===== GIVEN DATA =====

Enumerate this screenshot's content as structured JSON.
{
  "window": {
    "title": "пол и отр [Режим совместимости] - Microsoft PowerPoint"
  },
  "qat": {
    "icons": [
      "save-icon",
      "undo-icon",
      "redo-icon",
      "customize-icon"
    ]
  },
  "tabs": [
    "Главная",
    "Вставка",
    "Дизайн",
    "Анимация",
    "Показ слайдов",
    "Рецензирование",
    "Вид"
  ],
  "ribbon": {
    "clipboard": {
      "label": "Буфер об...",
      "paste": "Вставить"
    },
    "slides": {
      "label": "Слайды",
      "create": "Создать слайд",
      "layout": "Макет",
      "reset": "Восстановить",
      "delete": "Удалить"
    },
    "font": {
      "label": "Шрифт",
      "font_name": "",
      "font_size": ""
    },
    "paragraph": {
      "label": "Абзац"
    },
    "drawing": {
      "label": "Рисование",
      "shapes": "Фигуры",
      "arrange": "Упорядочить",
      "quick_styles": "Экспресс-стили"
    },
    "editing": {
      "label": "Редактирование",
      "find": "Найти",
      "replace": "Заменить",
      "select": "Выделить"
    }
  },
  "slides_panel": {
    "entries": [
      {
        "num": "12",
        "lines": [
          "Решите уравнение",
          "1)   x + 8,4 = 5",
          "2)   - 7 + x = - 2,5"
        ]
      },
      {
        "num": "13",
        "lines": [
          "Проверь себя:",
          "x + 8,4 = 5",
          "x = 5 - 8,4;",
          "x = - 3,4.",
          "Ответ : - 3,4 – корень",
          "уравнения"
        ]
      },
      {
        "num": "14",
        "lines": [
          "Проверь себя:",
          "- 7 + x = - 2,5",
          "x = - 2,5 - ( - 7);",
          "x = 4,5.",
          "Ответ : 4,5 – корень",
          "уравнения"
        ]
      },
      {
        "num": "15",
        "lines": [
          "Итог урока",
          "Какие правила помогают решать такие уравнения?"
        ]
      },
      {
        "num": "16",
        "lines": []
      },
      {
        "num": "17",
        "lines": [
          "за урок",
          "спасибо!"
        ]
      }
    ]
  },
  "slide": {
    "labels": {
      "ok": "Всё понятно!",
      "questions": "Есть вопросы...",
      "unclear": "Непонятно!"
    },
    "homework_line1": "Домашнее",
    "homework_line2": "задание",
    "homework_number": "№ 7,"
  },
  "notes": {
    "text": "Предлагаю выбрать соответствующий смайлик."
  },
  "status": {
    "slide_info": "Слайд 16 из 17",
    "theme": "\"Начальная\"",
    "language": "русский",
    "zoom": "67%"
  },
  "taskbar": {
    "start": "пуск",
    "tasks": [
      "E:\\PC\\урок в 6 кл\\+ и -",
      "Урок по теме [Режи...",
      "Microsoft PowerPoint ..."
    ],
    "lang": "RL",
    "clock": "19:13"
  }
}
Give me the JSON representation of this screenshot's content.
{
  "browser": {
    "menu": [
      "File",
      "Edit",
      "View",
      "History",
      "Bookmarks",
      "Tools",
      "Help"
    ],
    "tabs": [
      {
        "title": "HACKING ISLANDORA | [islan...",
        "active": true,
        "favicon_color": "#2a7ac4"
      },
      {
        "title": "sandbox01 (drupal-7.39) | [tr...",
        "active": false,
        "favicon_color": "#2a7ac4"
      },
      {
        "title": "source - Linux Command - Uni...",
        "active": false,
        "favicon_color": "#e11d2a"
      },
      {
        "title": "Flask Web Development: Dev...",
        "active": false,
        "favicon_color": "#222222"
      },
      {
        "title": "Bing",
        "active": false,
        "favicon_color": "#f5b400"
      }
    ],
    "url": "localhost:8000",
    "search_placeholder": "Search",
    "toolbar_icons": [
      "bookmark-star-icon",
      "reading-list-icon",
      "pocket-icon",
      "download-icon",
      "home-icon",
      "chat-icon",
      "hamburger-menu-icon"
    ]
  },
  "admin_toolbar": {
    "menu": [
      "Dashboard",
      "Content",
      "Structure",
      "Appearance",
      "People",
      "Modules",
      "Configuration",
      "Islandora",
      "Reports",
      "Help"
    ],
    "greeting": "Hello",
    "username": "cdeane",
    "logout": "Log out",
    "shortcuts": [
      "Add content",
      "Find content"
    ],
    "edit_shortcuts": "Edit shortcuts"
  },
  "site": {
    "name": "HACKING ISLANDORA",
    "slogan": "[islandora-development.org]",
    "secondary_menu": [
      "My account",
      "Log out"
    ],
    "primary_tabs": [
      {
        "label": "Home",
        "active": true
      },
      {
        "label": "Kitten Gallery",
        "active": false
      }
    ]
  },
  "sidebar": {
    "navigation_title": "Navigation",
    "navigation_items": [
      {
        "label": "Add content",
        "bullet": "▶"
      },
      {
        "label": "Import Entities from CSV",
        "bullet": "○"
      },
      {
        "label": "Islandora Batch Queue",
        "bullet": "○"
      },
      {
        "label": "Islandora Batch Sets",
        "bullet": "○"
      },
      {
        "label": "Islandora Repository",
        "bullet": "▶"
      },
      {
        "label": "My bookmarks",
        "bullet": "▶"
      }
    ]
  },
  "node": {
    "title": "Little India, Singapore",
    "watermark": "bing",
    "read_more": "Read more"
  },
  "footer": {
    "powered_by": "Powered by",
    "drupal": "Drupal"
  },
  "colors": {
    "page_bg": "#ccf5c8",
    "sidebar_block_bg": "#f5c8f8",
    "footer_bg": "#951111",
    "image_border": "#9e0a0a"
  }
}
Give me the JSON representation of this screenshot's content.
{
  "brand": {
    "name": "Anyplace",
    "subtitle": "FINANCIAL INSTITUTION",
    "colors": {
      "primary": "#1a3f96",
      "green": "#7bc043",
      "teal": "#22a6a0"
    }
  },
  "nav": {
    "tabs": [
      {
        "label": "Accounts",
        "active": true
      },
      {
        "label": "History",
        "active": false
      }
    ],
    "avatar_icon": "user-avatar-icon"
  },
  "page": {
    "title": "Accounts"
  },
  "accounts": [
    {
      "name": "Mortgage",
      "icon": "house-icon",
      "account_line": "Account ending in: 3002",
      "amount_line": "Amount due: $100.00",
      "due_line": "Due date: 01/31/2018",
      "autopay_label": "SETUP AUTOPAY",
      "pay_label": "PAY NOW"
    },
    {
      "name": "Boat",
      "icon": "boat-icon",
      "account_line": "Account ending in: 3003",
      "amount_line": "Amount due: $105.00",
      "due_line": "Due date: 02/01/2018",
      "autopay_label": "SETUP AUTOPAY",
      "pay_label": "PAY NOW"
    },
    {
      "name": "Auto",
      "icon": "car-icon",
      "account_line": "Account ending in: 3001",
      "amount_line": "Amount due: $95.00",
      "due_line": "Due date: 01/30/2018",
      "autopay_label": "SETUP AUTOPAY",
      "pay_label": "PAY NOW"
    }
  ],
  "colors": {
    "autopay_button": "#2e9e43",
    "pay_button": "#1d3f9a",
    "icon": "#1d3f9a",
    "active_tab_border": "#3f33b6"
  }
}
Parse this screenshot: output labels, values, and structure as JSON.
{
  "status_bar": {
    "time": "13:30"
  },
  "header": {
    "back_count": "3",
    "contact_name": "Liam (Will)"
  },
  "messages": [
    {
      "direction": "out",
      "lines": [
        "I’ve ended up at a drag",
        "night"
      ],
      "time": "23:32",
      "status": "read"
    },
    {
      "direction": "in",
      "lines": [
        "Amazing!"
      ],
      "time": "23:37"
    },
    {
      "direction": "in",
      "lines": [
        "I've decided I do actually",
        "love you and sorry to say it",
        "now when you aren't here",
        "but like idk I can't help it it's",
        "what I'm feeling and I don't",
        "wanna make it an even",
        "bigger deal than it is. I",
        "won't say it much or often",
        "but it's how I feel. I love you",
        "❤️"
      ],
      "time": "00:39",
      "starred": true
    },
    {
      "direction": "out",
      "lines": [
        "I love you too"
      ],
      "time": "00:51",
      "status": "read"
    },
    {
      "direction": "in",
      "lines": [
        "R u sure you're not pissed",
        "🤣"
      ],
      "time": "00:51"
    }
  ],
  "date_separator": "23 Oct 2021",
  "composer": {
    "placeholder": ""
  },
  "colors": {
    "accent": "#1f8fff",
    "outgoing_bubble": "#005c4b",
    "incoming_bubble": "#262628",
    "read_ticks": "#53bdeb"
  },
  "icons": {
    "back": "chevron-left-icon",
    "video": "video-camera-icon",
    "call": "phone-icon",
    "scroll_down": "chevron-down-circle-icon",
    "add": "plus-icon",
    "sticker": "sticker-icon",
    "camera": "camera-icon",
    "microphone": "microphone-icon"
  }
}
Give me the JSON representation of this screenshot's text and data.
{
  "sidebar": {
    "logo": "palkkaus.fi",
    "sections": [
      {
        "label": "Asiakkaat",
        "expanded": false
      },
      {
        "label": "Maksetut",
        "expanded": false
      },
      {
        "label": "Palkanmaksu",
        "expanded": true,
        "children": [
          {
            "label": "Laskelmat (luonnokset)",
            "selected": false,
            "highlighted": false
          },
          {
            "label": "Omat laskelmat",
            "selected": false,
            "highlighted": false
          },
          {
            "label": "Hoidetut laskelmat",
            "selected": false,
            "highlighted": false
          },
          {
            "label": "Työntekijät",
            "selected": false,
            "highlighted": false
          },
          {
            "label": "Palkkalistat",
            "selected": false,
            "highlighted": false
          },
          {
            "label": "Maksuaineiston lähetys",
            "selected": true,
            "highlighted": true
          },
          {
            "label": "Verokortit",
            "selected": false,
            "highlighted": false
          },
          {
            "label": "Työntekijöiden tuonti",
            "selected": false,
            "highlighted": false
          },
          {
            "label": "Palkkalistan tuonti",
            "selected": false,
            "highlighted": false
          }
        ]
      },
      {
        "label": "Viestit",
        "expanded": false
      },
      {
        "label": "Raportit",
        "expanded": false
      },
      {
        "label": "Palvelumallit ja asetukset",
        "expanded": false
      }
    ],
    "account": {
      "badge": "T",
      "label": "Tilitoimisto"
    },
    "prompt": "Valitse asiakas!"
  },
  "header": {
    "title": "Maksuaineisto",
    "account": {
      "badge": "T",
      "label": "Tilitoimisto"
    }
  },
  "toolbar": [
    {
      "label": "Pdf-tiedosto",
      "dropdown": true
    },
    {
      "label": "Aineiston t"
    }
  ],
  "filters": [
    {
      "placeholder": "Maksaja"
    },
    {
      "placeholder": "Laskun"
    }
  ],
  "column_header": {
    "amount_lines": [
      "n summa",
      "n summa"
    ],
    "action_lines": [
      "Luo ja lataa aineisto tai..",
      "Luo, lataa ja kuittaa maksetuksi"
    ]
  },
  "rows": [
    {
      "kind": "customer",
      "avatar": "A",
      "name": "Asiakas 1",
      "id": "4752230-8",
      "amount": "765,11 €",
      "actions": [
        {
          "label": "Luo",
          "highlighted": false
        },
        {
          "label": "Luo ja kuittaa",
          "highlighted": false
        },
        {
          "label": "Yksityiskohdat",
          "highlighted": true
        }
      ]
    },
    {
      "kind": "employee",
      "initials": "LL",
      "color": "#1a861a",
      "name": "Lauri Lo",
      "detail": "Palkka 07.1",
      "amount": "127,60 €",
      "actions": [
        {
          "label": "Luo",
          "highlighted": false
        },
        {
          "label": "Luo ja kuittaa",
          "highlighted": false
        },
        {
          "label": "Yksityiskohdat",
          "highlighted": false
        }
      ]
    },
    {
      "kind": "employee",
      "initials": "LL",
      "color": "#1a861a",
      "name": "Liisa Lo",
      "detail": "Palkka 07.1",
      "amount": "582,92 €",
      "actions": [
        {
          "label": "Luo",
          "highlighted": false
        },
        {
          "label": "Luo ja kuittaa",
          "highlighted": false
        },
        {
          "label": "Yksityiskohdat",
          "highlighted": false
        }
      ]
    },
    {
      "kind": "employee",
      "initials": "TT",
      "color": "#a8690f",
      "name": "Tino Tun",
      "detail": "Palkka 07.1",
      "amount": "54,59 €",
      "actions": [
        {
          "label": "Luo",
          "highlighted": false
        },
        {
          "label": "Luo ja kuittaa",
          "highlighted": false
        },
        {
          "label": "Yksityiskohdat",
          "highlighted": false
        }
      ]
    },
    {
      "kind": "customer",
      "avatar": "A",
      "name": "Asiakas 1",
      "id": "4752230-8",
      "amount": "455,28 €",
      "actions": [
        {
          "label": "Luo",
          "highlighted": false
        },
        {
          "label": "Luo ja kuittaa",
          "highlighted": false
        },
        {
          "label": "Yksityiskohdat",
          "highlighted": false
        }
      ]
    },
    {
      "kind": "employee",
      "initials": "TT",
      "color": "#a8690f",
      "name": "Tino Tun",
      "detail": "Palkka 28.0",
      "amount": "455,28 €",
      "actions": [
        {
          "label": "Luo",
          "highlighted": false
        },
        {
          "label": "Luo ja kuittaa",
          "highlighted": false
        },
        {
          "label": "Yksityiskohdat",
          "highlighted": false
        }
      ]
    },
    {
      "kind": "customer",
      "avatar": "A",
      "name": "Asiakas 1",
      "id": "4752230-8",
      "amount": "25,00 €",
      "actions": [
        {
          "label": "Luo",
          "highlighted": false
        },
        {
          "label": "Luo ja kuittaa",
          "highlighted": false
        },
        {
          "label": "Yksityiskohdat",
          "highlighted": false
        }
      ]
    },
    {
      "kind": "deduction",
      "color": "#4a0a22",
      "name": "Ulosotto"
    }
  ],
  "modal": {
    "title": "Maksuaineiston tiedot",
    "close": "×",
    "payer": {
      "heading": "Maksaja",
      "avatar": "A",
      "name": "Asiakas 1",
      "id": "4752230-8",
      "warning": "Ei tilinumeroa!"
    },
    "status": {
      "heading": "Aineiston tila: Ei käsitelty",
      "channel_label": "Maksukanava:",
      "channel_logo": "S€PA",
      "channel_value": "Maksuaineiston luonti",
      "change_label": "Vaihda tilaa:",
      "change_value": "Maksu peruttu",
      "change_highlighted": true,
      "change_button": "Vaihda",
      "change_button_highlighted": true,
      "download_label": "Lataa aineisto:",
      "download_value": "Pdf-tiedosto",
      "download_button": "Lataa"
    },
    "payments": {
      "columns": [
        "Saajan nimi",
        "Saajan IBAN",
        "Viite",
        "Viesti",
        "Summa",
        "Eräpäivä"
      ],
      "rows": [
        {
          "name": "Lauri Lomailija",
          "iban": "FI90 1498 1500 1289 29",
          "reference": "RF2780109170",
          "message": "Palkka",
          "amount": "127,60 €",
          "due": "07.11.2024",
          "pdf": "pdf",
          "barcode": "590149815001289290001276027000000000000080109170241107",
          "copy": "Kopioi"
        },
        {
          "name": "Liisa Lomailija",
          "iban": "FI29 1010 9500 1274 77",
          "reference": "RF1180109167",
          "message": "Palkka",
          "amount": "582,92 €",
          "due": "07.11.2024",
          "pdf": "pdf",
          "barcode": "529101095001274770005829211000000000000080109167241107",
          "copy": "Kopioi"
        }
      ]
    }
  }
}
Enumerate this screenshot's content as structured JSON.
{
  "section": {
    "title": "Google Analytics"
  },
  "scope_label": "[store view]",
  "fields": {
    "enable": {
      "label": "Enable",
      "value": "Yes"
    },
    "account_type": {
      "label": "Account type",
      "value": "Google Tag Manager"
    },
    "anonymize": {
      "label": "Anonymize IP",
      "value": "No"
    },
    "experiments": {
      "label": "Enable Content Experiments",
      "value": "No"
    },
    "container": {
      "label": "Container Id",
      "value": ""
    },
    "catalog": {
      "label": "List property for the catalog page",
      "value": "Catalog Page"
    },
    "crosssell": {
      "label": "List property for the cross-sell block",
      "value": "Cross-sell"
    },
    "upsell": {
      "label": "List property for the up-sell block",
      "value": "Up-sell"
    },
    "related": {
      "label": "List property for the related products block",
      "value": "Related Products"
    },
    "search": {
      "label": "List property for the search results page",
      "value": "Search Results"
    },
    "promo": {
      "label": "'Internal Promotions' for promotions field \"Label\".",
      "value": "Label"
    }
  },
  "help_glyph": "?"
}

=====

**SHORT PROBLEM**
Extract every line above containing the word "chevron".

**OUTPUT OF THE EXERCISE**
    "back": "chevron-left-icon",
    "scroll_down": "chevron-down-circle-icon",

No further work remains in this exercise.